If a line in the entries below includes the string "JSON", copy it out.

§ **Figure record listings**:
************
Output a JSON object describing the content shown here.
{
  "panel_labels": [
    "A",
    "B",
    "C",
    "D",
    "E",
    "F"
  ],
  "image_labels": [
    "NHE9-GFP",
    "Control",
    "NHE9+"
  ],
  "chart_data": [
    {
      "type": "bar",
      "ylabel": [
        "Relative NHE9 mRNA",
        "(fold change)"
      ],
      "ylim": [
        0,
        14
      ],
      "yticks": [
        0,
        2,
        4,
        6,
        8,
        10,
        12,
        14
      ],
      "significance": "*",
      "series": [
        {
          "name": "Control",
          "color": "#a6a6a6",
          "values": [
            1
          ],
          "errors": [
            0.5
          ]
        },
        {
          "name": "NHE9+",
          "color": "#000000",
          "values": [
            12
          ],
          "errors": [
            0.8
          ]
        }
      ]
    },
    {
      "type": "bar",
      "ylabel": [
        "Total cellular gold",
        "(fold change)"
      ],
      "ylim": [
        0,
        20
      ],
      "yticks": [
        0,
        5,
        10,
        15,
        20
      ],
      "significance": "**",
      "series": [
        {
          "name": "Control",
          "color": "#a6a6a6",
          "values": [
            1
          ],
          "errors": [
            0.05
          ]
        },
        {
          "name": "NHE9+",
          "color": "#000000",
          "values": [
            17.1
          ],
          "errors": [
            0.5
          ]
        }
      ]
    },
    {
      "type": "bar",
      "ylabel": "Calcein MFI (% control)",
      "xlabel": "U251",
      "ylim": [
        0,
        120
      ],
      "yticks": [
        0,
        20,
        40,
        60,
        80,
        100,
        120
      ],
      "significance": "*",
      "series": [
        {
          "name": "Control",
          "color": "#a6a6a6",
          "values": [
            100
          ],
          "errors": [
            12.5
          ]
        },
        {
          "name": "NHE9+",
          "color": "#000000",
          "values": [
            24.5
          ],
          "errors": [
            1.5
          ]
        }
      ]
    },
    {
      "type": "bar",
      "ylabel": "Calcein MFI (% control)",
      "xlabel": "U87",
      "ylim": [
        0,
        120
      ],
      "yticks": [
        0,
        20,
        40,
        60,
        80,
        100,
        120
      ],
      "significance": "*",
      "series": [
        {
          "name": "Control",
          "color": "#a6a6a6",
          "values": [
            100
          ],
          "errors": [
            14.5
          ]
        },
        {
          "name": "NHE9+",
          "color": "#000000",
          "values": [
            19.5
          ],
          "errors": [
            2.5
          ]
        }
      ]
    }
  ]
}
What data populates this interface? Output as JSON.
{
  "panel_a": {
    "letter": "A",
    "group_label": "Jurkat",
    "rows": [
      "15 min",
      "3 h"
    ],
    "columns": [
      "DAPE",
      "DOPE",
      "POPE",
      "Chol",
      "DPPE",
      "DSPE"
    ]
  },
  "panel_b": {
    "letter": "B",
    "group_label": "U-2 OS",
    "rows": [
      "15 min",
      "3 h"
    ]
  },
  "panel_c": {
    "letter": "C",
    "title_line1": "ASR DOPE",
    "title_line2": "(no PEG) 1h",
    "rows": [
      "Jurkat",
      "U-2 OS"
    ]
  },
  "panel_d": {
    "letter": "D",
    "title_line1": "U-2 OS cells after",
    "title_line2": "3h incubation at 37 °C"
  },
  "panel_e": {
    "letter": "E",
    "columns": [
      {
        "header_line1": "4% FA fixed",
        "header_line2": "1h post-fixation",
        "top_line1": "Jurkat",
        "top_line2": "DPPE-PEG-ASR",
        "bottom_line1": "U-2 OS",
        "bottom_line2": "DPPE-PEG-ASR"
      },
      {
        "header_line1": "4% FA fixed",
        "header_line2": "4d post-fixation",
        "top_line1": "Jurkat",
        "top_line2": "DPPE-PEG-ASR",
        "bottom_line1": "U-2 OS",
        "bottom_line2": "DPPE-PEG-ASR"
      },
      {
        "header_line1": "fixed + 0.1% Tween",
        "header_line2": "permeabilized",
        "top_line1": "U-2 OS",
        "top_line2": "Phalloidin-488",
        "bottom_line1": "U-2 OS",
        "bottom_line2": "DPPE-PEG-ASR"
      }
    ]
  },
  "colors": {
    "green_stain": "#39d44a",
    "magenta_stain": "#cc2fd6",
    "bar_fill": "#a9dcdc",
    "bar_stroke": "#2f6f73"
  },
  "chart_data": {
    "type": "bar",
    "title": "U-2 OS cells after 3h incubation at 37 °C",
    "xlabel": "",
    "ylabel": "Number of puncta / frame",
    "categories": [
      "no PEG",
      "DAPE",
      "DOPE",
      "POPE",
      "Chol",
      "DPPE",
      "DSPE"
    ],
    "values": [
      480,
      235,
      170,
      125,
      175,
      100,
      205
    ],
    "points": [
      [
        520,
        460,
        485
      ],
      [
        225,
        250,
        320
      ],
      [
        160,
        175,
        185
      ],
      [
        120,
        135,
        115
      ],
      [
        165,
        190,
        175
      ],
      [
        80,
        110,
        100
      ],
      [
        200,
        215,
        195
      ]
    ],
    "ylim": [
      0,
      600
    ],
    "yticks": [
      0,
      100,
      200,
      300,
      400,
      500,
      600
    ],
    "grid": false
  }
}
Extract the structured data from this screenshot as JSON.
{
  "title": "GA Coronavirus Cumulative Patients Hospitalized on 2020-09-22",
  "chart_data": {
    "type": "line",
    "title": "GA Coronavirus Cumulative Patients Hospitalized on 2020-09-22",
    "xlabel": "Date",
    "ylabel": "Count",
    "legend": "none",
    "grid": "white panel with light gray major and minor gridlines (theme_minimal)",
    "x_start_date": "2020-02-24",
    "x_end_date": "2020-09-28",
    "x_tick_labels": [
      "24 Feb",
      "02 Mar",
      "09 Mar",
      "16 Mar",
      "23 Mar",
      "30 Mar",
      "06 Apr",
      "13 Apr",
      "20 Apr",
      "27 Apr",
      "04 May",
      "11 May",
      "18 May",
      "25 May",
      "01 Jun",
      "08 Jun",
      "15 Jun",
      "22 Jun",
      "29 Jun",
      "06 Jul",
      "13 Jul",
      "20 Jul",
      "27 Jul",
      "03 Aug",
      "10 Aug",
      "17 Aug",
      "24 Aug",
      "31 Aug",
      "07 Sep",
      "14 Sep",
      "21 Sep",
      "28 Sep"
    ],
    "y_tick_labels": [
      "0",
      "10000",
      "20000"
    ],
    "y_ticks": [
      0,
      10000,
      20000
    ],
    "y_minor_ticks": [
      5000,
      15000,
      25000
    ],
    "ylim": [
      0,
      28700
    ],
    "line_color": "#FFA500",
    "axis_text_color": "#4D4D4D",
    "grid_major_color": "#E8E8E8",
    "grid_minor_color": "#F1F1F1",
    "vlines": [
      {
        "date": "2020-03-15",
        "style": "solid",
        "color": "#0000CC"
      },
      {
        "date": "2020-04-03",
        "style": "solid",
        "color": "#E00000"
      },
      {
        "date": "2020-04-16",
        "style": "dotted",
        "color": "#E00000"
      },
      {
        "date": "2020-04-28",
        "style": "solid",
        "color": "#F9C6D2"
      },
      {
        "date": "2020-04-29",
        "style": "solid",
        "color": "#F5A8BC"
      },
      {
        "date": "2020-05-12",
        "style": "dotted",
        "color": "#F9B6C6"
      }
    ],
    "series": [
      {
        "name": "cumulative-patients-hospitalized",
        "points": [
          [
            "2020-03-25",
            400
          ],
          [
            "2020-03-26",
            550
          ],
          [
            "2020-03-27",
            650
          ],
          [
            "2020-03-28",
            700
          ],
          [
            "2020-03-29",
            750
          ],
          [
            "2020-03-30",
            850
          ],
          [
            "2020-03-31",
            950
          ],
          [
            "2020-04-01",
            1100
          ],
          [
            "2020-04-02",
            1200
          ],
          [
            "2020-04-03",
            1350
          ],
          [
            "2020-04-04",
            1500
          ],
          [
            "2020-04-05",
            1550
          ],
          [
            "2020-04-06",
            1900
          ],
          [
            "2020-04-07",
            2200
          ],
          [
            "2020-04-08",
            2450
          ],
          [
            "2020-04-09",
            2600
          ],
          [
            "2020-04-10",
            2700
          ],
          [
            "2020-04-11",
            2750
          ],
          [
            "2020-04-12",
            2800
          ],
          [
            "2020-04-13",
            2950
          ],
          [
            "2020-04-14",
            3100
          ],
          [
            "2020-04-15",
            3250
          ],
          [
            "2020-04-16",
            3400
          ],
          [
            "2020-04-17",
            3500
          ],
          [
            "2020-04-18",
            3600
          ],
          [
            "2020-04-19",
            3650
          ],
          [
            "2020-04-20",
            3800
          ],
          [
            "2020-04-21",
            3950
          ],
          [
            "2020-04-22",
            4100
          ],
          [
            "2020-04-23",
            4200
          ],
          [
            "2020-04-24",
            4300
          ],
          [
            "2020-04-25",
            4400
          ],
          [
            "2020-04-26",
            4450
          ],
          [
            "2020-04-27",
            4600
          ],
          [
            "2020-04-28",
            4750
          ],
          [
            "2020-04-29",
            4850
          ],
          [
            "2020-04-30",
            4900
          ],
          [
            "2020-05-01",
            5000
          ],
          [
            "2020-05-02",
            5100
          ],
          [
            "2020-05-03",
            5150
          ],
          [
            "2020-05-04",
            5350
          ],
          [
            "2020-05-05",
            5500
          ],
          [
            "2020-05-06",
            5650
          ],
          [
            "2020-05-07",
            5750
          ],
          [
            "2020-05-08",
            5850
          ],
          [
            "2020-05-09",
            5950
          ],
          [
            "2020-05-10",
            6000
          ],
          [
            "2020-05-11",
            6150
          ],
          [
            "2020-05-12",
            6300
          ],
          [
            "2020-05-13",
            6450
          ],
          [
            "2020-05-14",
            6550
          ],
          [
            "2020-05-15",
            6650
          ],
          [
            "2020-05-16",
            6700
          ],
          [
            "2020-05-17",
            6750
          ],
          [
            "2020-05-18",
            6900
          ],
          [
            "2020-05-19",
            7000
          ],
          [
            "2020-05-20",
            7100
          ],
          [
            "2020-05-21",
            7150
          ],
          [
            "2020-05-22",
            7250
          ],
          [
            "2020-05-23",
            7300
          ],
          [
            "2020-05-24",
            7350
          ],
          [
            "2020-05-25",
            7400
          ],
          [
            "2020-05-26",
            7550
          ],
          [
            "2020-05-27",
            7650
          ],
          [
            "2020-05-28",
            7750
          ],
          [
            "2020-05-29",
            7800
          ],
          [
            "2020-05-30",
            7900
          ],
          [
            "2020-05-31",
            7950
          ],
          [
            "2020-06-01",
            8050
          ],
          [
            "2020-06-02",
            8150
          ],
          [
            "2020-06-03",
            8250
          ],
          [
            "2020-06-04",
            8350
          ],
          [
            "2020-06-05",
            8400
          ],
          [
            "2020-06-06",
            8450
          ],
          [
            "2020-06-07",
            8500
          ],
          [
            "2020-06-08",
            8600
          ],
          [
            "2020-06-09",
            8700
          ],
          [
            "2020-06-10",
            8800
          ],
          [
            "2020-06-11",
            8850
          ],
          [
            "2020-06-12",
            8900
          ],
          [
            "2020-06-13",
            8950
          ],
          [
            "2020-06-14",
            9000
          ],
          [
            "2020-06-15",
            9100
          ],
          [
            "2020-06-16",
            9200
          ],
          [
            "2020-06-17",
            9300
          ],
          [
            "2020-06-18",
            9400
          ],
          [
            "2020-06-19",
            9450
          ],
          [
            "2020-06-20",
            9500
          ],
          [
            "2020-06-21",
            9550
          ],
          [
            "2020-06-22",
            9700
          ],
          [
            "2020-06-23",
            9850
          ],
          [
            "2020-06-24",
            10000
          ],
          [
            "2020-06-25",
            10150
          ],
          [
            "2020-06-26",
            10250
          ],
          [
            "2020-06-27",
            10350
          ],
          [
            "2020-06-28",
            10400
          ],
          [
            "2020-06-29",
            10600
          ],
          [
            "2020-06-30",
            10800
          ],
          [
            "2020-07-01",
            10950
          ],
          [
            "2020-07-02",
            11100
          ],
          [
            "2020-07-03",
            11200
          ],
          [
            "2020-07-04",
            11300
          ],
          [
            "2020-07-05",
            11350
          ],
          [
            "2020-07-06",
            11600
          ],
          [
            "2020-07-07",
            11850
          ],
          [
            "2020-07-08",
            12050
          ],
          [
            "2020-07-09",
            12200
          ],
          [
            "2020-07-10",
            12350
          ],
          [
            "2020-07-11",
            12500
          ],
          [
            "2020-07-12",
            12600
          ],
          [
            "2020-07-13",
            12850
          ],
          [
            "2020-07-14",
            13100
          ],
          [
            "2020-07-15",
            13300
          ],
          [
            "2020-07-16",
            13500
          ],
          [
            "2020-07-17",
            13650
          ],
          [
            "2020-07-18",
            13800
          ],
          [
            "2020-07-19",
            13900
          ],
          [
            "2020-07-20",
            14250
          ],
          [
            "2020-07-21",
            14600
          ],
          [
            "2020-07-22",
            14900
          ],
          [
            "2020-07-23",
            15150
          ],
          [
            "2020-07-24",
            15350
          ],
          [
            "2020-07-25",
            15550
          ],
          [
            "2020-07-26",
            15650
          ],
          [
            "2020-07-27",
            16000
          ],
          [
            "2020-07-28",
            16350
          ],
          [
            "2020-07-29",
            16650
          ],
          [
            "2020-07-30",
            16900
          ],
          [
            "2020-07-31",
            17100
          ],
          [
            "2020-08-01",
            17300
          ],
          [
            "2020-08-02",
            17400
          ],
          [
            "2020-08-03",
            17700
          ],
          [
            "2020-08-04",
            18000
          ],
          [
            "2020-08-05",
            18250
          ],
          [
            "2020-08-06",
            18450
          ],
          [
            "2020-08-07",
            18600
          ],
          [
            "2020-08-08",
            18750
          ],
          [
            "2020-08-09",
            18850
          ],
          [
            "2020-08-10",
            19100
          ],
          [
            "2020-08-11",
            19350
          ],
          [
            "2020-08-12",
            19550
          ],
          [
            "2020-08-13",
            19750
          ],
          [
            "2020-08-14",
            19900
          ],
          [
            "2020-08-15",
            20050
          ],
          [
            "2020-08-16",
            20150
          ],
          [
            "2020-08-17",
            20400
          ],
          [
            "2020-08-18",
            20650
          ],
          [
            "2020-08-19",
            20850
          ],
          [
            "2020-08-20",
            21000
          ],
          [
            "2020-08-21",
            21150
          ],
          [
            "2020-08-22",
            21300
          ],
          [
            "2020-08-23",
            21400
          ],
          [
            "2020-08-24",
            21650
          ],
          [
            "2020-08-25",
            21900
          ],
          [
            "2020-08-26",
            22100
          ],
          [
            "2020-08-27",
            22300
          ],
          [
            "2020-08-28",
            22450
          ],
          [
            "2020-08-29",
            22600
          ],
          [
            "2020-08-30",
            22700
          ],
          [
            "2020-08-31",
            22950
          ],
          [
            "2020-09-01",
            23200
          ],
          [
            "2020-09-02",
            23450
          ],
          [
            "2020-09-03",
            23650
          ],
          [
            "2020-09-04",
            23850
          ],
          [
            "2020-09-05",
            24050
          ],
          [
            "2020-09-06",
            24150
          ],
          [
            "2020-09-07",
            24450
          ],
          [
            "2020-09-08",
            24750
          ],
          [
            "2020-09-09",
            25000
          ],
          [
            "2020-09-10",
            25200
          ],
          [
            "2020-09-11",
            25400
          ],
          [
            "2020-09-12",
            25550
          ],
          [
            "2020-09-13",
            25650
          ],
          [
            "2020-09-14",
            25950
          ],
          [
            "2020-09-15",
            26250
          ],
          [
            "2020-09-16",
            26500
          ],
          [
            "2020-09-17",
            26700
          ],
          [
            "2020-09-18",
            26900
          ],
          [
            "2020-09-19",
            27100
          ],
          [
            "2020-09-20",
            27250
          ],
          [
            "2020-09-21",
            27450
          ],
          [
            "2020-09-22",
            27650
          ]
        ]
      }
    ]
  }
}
************
§ **EXERCISE OUTPUT**:
Output a JSON object describing the content shown here.
What data populates this interface? Output as JSON.
Extract the structured data from this screenshot as JSON.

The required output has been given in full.